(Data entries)
------------------------------------------------------------------------

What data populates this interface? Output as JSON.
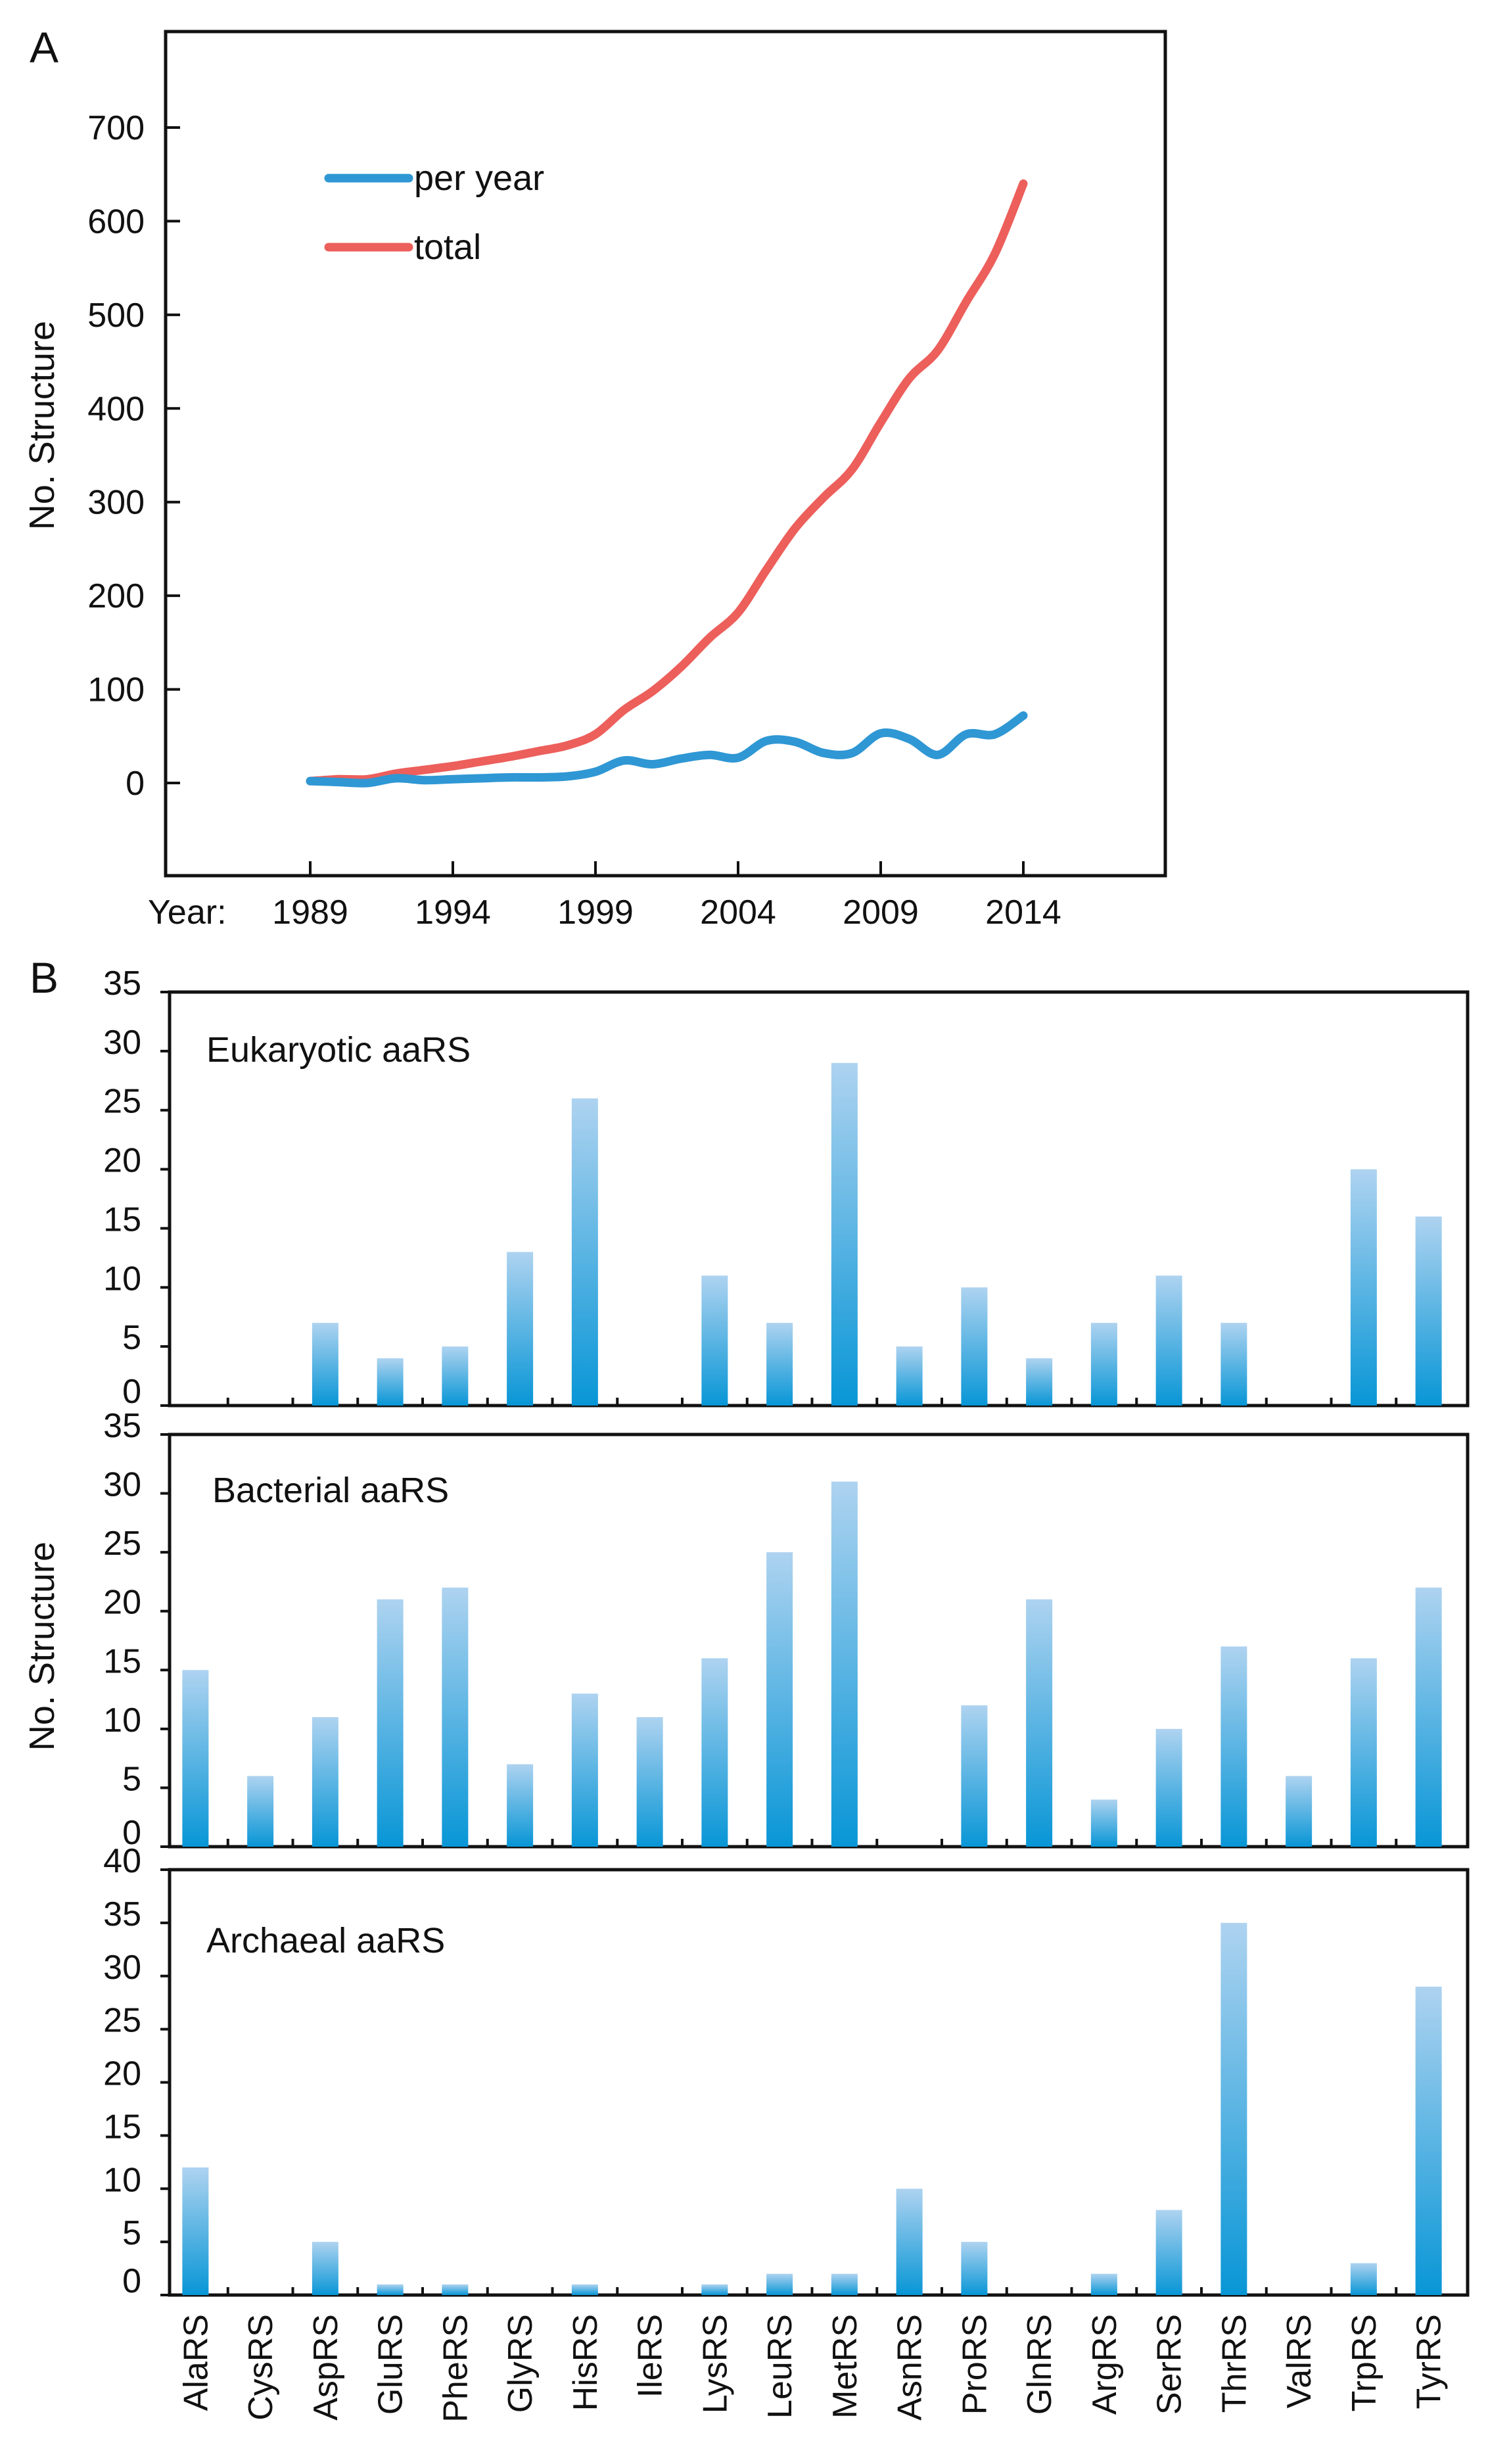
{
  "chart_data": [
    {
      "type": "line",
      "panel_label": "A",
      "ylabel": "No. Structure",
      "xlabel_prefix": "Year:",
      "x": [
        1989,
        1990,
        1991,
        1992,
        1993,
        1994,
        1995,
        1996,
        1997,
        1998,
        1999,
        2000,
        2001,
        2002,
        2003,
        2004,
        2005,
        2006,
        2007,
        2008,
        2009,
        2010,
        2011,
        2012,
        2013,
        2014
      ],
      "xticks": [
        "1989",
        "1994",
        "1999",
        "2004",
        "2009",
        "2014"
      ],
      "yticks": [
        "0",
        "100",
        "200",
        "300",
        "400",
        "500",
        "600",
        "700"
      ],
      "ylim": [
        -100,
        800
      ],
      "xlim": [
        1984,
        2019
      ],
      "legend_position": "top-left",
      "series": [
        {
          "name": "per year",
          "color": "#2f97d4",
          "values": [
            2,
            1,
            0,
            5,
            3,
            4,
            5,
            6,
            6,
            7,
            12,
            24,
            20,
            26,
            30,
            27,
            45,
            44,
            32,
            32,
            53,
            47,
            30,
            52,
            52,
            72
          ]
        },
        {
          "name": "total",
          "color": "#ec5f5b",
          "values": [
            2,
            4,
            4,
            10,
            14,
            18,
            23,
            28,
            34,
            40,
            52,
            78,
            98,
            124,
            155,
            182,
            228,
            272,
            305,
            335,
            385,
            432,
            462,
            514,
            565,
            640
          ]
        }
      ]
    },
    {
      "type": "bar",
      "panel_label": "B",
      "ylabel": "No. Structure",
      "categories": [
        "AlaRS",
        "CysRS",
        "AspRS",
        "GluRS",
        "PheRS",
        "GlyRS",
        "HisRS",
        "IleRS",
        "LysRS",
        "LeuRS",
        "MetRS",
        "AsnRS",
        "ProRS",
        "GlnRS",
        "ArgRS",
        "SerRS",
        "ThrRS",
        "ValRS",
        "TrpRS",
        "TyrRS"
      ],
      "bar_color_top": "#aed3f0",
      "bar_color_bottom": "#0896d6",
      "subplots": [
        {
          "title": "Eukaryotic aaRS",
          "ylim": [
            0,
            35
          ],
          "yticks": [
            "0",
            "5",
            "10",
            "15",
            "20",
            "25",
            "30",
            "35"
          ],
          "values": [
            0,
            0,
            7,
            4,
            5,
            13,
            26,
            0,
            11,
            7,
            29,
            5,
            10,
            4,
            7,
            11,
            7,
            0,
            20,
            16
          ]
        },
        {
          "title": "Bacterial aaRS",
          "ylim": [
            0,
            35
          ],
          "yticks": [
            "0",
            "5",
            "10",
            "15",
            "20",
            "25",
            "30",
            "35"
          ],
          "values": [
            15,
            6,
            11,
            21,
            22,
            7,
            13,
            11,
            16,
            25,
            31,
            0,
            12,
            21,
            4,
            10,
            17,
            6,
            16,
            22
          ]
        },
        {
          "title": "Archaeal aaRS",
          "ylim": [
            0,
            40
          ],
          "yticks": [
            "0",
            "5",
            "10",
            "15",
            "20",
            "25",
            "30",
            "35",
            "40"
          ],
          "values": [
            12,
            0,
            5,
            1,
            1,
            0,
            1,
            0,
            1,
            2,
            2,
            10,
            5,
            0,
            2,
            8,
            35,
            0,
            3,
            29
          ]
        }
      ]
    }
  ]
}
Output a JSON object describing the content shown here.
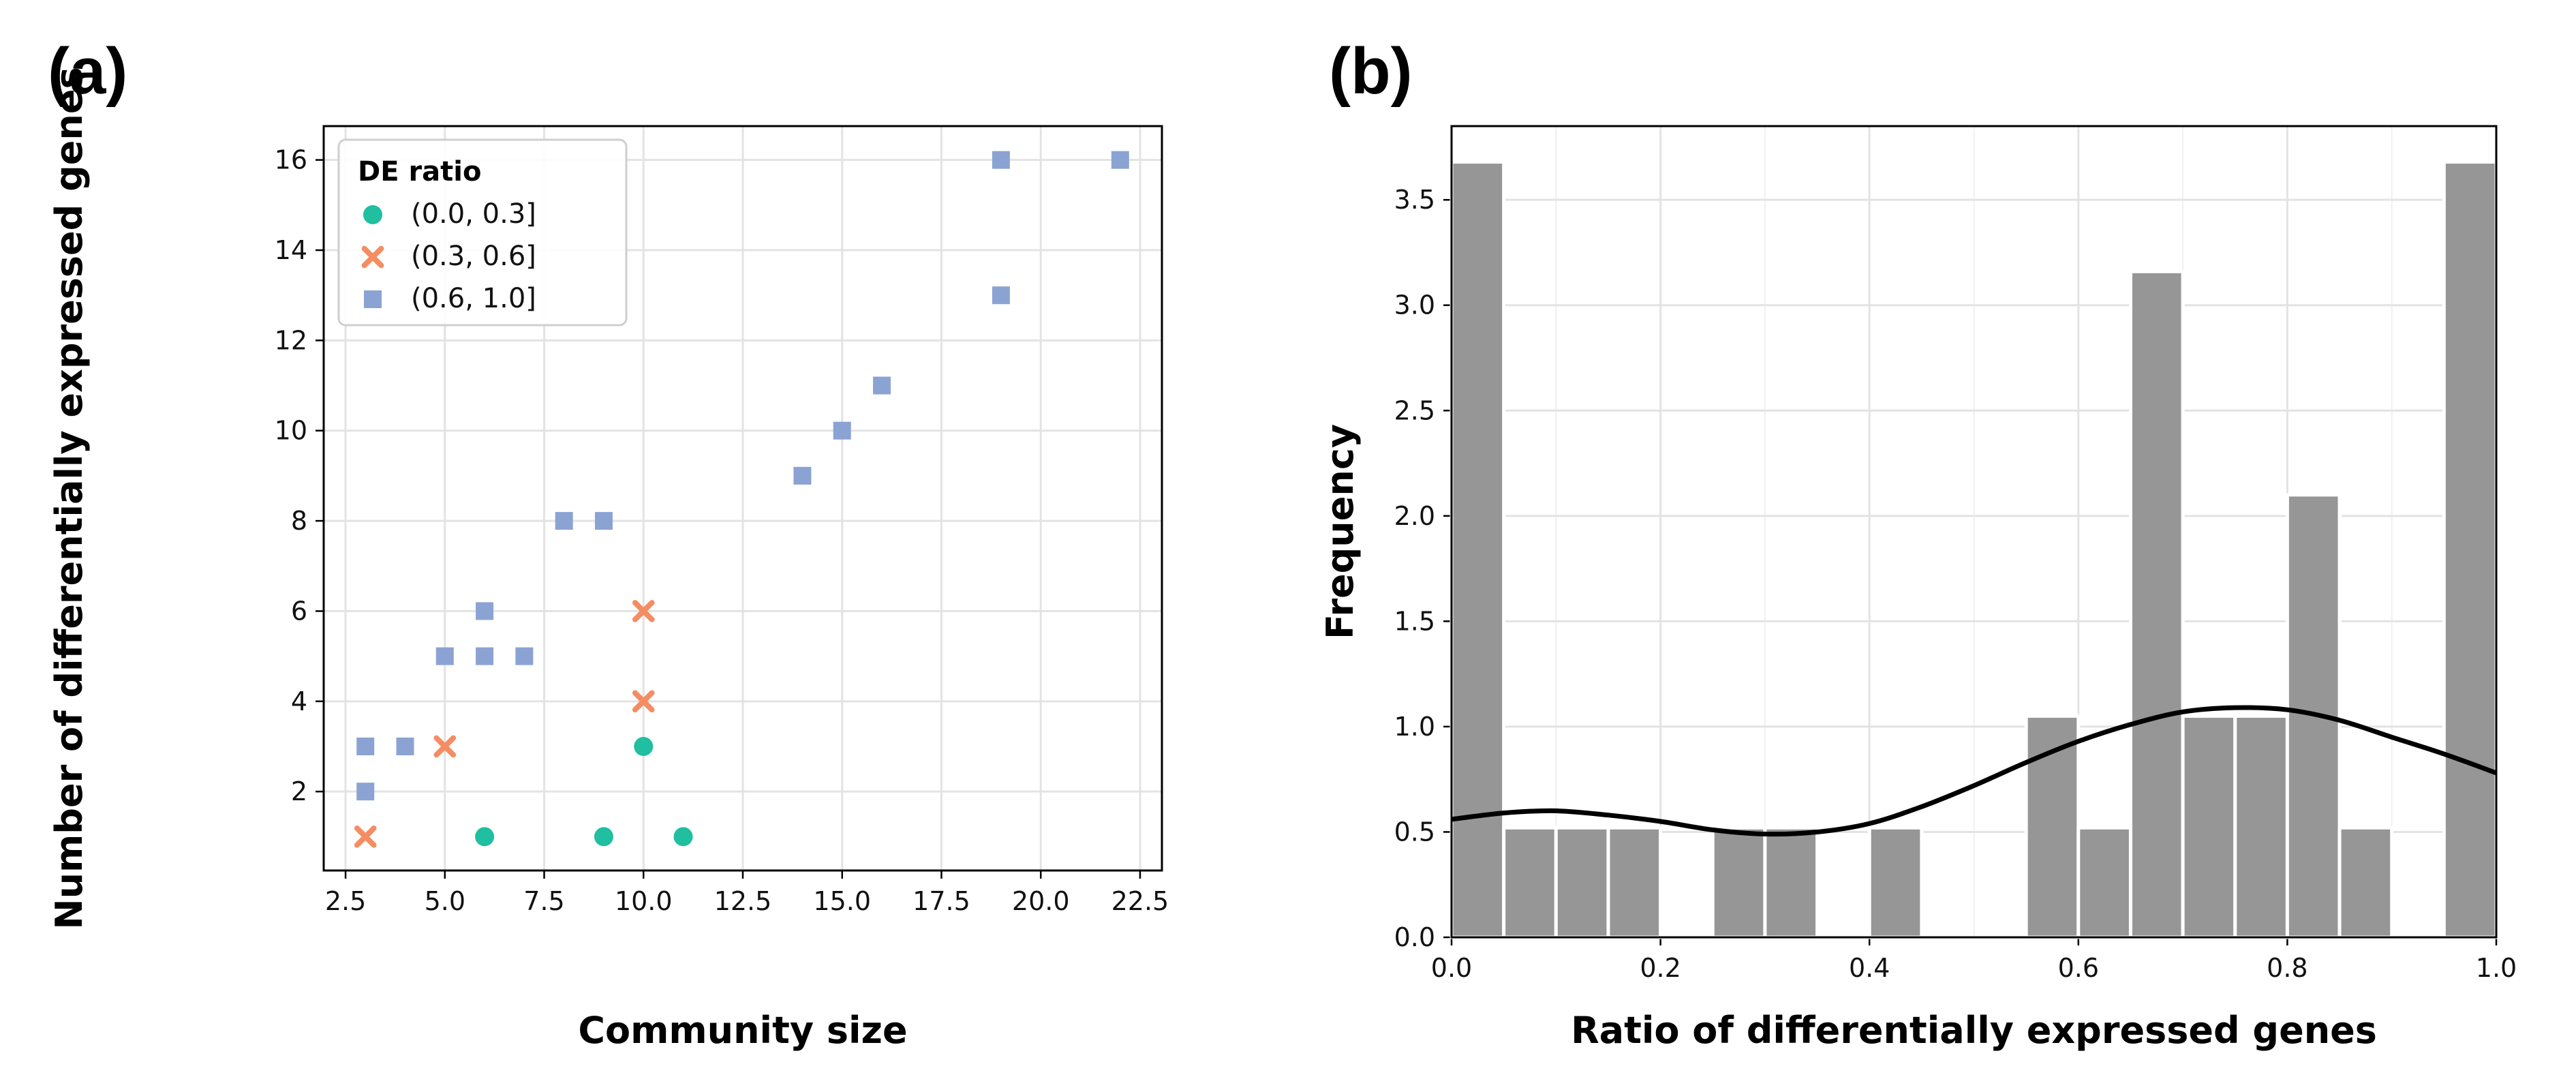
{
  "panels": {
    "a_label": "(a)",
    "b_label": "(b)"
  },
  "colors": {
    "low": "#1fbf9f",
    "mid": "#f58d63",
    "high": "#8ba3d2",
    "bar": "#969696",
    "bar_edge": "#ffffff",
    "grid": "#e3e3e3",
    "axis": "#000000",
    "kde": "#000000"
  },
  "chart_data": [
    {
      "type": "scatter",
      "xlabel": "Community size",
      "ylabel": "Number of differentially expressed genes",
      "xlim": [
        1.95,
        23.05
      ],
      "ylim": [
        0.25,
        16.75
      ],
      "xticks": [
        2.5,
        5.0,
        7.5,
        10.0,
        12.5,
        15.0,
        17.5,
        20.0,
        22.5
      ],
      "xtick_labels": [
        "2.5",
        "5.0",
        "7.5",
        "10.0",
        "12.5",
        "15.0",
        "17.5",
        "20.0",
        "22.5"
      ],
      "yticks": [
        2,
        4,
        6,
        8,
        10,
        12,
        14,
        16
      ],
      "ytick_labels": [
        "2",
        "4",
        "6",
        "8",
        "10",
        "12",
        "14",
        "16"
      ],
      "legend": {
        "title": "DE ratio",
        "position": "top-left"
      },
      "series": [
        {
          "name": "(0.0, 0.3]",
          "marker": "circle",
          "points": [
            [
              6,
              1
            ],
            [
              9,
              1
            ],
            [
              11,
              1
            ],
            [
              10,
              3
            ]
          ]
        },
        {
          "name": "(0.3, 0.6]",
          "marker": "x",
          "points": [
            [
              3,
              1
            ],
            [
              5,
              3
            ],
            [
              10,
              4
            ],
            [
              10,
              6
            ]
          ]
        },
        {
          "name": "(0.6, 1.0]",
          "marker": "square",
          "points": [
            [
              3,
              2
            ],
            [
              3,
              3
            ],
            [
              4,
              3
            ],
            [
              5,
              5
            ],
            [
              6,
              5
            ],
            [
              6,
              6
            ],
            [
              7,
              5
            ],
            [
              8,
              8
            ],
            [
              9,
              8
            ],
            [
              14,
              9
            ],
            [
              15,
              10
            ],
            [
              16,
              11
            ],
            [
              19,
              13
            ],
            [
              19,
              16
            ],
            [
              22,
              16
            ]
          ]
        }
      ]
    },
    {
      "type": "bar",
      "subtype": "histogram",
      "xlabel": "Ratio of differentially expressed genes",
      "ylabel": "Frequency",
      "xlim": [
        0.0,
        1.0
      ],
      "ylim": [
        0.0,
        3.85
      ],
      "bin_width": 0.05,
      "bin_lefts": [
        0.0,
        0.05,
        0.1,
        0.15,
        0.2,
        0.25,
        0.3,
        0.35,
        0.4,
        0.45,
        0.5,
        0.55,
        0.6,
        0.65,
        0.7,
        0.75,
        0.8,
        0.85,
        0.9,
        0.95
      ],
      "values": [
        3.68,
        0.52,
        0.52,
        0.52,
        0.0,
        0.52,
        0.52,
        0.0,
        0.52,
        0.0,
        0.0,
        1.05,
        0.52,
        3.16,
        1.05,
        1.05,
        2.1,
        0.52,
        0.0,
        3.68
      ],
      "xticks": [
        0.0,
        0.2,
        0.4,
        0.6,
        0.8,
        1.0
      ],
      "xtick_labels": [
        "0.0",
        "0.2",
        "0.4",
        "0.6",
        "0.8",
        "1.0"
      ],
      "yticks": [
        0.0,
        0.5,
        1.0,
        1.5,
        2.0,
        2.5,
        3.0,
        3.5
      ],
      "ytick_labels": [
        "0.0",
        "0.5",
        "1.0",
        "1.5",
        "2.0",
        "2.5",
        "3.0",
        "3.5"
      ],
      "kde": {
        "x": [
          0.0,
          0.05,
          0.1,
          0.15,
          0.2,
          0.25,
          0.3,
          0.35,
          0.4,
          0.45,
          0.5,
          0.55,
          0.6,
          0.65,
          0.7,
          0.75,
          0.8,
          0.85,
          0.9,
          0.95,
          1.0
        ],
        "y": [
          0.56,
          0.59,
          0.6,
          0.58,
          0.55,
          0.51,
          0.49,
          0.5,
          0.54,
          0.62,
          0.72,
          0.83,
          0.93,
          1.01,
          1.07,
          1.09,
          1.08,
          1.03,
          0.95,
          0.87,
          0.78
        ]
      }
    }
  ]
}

------------------------------------------------------------------------

* **What to work on**
Counting only those lines of the data above where the word "JSON" appears, give the number and nothing more.

* **Result of this task**
2